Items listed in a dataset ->
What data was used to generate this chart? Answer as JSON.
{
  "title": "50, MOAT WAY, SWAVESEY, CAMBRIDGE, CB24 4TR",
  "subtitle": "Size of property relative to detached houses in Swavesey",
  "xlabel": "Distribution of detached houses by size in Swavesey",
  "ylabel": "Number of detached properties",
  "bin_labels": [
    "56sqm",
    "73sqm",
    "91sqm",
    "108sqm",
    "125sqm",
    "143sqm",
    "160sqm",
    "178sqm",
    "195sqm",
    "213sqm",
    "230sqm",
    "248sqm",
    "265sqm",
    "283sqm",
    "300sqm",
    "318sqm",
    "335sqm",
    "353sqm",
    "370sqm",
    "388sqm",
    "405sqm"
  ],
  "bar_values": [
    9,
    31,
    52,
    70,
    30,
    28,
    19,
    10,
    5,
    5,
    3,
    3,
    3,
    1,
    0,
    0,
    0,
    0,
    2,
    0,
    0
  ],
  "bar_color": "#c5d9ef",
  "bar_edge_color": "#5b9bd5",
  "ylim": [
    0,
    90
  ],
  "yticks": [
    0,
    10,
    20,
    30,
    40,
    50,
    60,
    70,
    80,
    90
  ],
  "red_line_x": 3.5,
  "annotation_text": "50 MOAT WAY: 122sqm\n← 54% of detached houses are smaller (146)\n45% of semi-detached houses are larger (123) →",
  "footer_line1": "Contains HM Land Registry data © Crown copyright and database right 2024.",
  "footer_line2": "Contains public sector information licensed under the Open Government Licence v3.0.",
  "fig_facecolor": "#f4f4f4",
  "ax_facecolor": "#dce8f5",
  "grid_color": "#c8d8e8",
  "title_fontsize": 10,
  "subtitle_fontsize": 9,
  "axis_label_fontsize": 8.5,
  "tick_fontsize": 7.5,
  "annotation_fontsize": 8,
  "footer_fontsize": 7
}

What you are asked to do ->
Copy out all of the records above with nothing altered.

Exercise answer ->
What data was used to generate this chart? Answer as JSON.
{
  "title": "50, MOAT WAY, SWAVESEY, CAMBRIDGE, CB24 4TR",
  "subtitle": "Size of property relative to detached houses in Swavesey",
  "xlabel": "Distribution of detached houses by size in Swavesey",
  "ylabel": "Number of detached properties",
  "bin_labels": [
    "56sqm",
    "73sqm",
    "91sqm",
    "108sqm",
    "125sqm",
    "143sqm",
    "160sqm",
    "178sqm",
    "195sqm",
    "213sqm",
    "230sqm",
    "248sqm",
    "265sqm",
    "283sqm",
    "300sqm",
    "318sqm",
    "335sqm",
    "353sqm",
    "370sqm",
    "388sqm",
    "405sqm"
  ],
  "bar_values": [
    9,
    31,
    52,
    70,
    30,
    28,
    19,
    10,
    5,
    5,
    3,
    3,
    3,
    1,
    0,
    0,
    0,
    0,
    2,
    0,
    0
  ],
  "bar_color": "#c5d9ef",
  "bar_edge_color": "#5b9bd5",
  "ylim": [
    0,
    90
  ],
  "yticks": [
    0,
    10,
    20,
    30,
    40,
    50,
    60,
    70,
    80,
    90
  ],
  "red_line_x": 3.5,
  "annotation_text": "50 MOAT WAY: 122sqm\n← 54% of detached houses are smaller (146)\n45% of semi-detached houses are larger (123) →",
  "footer_line1": "Contains HM Land Registry data © Crown copyright and database right 2024.",
  "footer_line2": "Contains public sector information licensed under the Open Government Licence v3.0.",
  "fig_facecolor": "#f4f4f4",
  "ax_facecolor": "#dce8f5",
  "grid_color": "#c8d8e8",
  "title_fontsize": 10,
  "subtitle_fontsize": 9,
  "axis_label_fontsize": 8.5,
  "tick_fontsize": 7.5,
  "annotation_fontsize": 8,
  "footer_fontsize": 7
}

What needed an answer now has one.